### Dataset content

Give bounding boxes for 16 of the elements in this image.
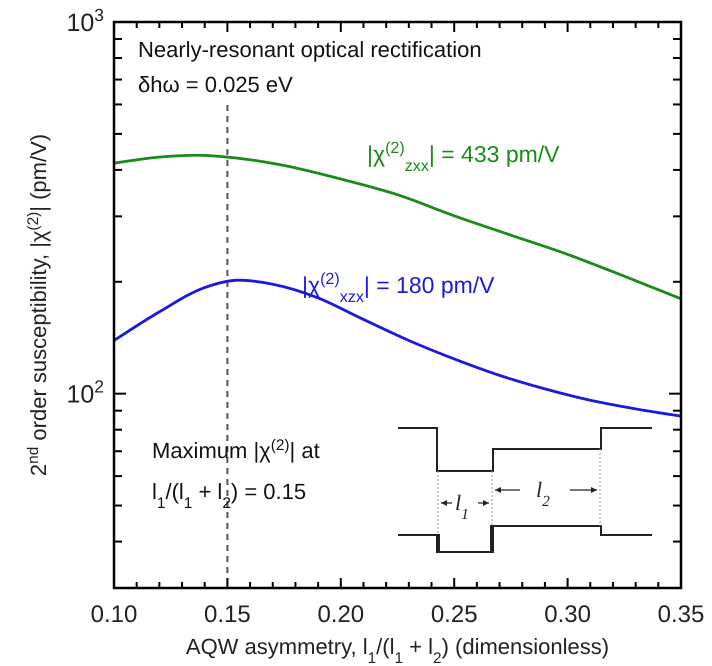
x-tick-label: 0.25 — [430, 601, 478, 628]
annotation: Maximum |χ$^{(2)}$| at — [152, 436, 320, 463]
annotation: l$_{1}$/(l$_{1}$ + l$_{2}$) = 0.15 — [152, 479, 306, 512]
series-label: |χ$^{(2)}$$_{zxx}$| = 433 pm/V — [367, 139, 560, 175]
annotation: δhω = 0.025 eV — [138, 72, 294, 97]
x-tick-label: 0.35 — [658, 601, 704, 628]
x-tick-label: 0.30 — [544, 601, 591, 628]
annotation: l$_{2}$ — [536, 477, 550, 510]
y-tick-label: 10$^{2}$ — [66, 376, 104, 409]
annotation: l$_{1}$ — [455, 490, 469, 522]
x-tick-label: 0.15 — [204, 601, 251, 628]
x-axis-title: AQW asymmetry, l$_{1}$/(l$_{1}$ + l$_{2}$) (dimensionless) — [186, 634, 610, 666]
y-tick-label: 10$^{3}$ — [66, 5, 104, 37]
x-tick-label: 0.20 — [317, 601, 364, 628]
annotation: Nearly-resonant optical rectification — [138, 37, 482, 62]
x-tick-label: 0.10 — [90, 601, 138, 628]
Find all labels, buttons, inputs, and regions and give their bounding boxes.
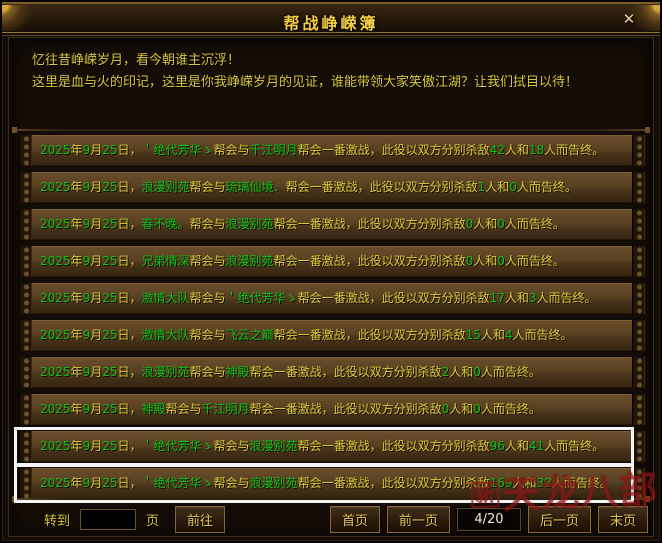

### Aim
Write out every line of the items above verbatim, omitting the pictures.

### Response to this exercise
Give bounding boxes for 16 of the elements in this image.
x-tick-label: 0.25 — [430, 601, 478, 628]
annotation: Maximum |χ$^{(2)}$| at — [152, 436, 320, 463]
annotation: l$_{1}$/(l$_{1}$ + l$_{2}$) = 0.15 — [152, 479, 306, 512]
series-label: |χ$^{(2)}$$_{zxx}$| = 433 pm/V — [367, 139, 560, 175]
annotation: δhω = 0.025 eV — [138, 72, 294, 97]
x-tick-label: 0.35 — [658, 601, 704, 628]
x-tick-label: 0.30 — [544, 601, 591, 628]
annotation: l$_{2}$ — [536, 477, 550, 510]
y-tick-label: 10$^{2}$ — [66, 376, 104, 409]
annotation: l$_{1}$ — [455, 490, 469, 522]
x-tick-label: 0.15 — [204, 601, 251, 628]
x-axis-title: AQW asymmetry, l$_{1}$/(l$_{1}$ + l$_{2}$) (dimensionless) — [186, 634, 610, 666]
y-tick-label: 10$^{3}$ — [66, 5, 104, 37]
x-tick-label: 0.20 — [317, 601, 364, 628]
annotation: Nearly-resonant optical rectification — [138, 37, 482, 62]
x-tick-label: 0.10 — [90, 601, 138, 628]
Find all labels, buttons, inputs, and regions and give their bounding boxes.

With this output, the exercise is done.